─── Provided information ───

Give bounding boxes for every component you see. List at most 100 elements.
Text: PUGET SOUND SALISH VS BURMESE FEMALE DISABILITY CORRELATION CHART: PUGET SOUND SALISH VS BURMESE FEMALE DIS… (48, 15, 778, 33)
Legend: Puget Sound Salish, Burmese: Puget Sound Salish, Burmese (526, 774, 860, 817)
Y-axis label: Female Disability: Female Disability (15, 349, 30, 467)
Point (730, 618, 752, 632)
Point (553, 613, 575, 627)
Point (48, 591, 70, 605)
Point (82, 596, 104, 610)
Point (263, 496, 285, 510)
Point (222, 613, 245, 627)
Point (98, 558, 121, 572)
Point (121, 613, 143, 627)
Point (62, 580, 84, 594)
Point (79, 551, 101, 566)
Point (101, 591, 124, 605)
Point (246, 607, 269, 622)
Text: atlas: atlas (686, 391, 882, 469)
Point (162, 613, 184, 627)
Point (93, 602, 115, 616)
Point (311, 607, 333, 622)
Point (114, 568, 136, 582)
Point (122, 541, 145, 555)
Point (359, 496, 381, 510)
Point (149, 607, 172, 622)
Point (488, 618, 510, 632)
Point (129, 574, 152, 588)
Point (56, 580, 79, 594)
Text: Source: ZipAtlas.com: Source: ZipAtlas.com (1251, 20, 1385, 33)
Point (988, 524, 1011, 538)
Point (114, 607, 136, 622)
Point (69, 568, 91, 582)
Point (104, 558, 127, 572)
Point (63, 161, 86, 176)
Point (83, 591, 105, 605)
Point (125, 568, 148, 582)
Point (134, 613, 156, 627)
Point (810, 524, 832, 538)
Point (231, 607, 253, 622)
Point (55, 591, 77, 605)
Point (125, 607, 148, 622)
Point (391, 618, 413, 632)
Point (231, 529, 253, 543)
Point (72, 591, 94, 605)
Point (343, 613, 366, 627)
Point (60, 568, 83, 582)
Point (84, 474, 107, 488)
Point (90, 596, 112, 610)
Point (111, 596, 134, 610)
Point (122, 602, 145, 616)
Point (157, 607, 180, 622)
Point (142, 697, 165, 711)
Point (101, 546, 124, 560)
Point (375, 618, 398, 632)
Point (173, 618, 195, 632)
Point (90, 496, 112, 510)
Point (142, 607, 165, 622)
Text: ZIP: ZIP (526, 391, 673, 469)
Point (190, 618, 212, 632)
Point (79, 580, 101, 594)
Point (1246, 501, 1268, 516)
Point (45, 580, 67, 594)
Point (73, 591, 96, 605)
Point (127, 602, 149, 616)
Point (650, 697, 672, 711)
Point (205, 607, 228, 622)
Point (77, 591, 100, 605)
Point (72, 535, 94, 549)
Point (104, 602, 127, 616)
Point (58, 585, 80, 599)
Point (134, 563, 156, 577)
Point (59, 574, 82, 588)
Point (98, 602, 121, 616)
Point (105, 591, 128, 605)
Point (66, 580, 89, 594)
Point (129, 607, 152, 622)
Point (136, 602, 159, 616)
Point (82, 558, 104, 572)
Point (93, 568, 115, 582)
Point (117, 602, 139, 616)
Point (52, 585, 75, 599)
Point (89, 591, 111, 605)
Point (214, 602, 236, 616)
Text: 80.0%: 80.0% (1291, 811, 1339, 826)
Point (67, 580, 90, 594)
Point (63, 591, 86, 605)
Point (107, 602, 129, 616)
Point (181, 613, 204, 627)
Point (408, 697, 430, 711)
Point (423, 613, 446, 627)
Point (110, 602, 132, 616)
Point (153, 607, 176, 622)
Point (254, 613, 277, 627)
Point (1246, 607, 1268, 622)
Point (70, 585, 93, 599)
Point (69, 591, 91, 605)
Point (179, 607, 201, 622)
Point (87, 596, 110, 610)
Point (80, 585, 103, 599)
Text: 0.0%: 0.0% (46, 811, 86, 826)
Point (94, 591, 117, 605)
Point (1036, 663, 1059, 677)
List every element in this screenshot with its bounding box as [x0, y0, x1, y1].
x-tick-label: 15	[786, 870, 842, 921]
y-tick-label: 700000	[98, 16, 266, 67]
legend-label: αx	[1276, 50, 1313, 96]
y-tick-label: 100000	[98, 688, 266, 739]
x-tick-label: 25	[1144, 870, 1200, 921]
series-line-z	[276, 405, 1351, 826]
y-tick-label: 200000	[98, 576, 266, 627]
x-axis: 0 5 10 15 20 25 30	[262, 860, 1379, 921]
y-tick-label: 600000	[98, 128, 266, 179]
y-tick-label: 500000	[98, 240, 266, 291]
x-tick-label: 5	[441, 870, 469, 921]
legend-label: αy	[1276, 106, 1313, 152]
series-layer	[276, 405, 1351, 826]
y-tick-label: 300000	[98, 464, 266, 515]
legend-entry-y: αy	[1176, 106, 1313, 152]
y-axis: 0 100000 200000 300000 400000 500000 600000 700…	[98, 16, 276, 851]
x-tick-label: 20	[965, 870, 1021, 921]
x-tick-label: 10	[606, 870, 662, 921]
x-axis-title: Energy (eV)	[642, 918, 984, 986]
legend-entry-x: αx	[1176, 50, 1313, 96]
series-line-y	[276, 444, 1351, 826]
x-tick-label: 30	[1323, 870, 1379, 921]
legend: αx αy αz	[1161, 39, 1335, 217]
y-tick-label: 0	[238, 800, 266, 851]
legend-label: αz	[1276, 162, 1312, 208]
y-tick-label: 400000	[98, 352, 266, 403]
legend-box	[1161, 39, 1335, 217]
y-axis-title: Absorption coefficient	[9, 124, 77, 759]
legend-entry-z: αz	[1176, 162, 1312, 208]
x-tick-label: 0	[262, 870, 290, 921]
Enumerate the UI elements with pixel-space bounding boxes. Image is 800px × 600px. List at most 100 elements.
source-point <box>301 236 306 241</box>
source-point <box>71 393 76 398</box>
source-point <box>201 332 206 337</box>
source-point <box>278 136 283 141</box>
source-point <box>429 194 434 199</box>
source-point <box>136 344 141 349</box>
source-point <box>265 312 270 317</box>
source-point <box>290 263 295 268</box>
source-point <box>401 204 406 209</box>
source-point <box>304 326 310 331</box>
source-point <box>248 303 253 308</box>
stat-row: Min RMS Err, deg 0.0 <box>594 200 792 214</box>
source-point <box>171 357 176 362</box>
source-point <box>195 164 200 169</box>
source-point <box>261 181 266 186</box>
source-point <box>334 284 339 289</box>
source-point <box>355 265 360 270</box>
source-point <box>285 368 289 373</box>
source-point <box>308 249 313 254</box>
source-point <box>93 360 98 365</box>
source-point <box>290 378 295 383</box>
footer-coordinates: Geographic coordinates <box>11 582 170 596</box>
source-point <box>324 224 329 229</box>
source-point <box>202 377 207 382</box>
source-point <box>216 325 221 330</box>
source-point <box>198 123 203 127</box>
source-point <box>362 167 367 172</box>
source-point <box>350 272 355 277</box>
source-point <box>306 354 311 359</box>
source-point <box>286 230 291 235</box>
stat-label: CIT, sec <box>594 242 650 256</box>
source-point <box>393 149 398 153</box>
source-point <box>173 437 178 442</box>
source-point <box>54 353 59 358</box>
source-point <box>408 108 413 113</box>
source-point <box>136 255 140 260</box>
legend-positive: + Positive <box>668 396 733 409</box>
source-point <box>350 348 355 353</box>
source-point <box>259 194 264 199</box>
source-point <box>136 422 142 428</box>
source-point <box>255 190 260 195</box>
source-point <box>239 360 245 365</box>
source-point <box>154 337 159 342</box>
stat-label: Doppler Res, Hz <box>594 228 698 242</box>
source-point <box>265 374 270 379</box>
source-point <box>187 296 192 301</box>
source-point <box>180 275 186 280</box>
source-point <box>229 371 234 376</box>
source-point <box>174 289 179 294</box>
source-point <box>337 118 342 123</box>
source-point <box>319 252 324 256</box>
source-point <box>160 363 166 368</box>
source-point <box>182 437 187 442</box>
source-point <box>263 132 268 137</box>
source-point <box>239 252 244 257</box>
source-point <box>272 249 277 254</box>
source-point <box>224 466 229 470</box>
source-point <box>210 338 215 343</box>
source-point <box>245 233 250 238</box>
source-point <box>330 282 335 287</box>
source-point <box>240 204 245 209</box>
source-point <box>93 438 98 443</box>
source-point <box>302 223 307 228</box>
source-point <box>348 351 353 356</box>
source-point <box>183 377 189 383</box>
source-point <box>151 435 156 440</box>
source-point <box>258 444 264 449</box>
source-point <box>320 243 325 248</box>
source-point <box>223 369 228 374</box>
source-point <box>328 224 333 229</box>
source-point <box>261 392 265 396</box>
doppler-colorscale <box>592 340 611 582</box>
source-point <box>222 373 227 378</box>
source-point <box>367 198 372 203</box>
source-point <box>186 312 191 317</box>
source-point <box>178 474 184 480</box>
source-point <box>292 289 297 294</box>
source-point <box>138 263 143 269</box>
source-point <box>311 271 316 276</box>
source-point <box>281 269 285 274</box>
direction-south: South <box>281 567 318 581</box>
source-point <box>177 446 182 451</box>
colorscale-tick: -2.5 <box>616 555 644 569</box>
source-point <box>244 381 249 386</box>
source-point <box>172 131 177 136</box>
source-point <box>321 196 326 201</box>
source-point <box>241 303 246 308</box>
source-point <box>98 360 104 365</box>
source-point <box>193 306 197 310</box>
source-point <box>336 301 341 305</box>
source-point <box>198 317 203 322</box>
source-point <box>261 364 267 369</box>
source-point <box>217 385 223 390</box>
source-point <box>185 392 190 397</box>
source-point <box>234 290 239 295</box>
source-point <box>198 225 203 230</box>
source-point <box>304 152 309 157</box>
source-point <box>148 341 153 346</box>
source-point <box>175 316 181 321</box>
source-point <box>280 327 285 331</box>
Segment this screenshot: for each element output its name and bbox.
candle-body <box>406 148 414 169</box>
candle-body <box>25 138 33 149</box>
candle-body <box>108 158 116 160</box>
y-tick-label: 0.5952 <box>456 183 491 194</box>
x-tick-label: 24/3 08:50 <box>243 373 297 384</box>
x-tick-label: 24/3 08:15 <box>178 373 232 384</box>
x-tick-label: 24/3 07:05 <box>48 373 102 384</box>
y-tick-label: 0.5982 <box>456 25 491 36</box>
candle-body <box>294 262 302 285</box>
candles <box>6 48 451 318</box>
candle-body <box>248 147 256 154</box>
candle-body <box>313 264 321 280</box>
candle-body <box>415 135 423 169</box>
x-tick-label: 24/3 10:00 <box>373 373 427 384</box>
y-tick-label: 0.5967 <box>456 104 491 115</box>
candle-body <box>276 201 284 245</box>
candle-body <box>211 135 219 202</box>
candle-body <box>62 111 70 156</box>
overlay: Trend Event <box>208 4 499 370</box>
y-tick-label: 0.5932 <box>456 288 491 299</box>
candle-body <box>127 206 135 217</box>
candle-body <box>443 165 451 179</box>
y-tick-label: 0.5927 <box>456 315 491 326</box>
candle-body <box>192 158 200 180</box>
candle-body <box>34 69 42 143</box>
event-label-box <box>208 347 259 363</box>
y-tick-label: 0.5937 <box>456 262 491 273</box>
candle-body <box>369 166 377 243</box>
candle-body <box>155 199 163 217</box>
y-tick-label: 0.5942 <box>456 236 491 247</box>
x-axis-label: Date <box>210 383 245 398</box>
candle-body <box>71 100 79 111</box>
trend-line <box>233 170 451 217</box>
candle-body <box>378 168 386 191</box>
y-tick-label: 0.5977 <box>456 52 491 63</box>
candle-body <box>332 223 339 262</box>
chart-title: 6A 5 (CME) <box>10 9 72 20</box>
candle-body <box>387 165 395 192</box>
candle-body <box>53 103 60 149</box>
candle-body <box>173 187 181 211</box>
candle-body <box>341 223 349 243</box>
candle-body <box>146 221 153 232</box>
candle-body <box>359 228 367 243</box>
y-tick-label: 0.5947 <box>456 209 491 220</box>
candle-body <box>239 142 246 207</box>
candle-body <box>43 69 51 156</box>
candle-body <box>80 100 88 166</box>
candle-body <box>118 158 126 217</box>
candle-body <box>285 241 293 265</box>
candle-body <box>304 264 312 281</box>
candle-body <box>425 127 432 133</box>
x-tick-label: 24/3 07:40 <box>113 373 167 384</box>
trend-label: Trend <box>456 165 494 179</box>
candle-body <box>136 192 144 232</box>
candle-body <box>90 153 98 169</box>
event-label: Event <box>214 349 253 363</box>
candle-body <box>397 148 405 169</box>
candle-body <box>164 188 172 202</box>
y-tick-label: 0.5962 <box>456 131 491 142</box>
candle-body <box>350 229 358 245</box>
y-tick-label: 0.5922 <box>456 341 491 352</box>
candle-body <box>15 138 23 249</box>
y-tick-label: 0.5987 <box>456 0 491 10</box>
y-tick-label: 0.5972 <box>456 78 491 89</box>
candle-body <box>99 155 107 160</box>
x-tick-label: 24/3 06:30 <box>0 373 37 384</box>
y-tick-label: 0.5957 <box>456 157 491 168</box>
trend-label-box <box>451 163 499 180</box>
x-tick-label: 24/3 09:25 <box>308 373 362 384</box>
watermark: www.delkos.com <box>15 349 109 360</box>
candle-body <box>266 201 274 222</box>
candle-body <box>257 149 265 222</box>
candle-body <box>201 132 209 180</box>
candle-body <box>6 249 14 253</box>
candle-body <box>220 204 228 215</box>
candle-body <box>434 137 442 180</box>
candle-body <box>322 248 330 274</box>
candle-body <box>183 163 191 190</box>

───

■ Request
Could you copy, character for character, the rows from the very first one through the one containing "Point (58, 585, 80, 599)", with both of those included?

■ Written response
Give bounding boxes for every component you see. List at most 100 elements.
Text: PUGET SOUND SALISH VS BURMESE FEMALE DISABILITY CORRELATION CHART: PUGET SOUND SALISH VS BURMESE FEMALE DIS… (48, 15, 778, 33)
Legend: Puget Sound Salish, Burmese: Puget Sound Salish, Burmese (526, 774, 860, 817)
Y-axis label: Female Disability: Female Disability (15, 349, 30, 467)
Point (730, 618, 752, 632)
Point (553, 613, 575, 627)
Point (48, 591, 70, 605)
Point (82, 596, 104, 610)
Point (263, 496, 285, 510)
Point (222, 613, 245, 627)
Point (98, 558, 121, 572)
Point (121, 613, 143, 627)
Point (62, 580, 84, 594)
Point (79, 551, 101, 566)
Point (101, 591, 124, 605)
Point (246, 607, 269, 622)
Text: atlas: atlas (686, 391, 882, 469)
Point (162, 613, 184, 627)
Point (93, 602, 115, 616)
Point (311, 607, 333, 622)
Point (114, 568, 136, 582)
Point (122, 541, 145, 555)
Point (359, 496, 381, 510)
Point (149, 607, 172, 622)
Point (488, 618, 510, 632)
Point (129, 574, 152, 588)
Point (56, 580, 79, 594)
Text: Source: ZipAtlas.com: Source: ZipAtlas.com (1251, 20, 1385, 33)
Point (988, 524, 1011, 538)
Point (114, 607, 136, 622)
Point (69, 568, 91, 582)
Point (104, 558, 127, 572)
Point (63, 161, 86, 176)
Point (83, 591, 105, 605)
Point (125, 568, 148, 582)
Point (134, 613, 156, 627)
Point (810, 524, 832, 538)
Point (231, 607, 253, 622)
Point (55, 591, 77, 605)
Point (125, 607, 148, 622)
Point (391, 618, 413, 632)
Point (231, 529, 253, 543)
Point (72, 591, 94, 605)
Point (343, 613, 366, 627)
Point (60, 568, 83, 582)
Point (84, 474, 107, 488)
Point (90, 596, 112, 610)
Point (111, 596, 134, 610)
Point (122, 602, 145, 616)
Point (157, 607, 180, 622)
Point (142, 697, 165, 711)
Point (101, 546, 124, 560)
Point (375, 618, 398, 632)
Point (173, 618, 195, 632)
Point (90, 496, 112, 510)
Point (142, 607, 165, 622)
Text: ZIP: ZIP (526, 391, 673, 469)
Point (190, 618, 212, 632)
Point (79, 580, 101, 594)
Point (1246, 501, 1268, 516)
Point (45, 580, 67, 594)
Point (73, 591, 96, 605)
Point (127, 602, 149, 616)
Point (650, 697, 672, 711)
Point (205, 607, 228, 622)
Point (77, 591, 100, 605)
Point (72, 535, 94, 549)
Point (104, 602, 127, 616)
Point (58, 585, 80, 599)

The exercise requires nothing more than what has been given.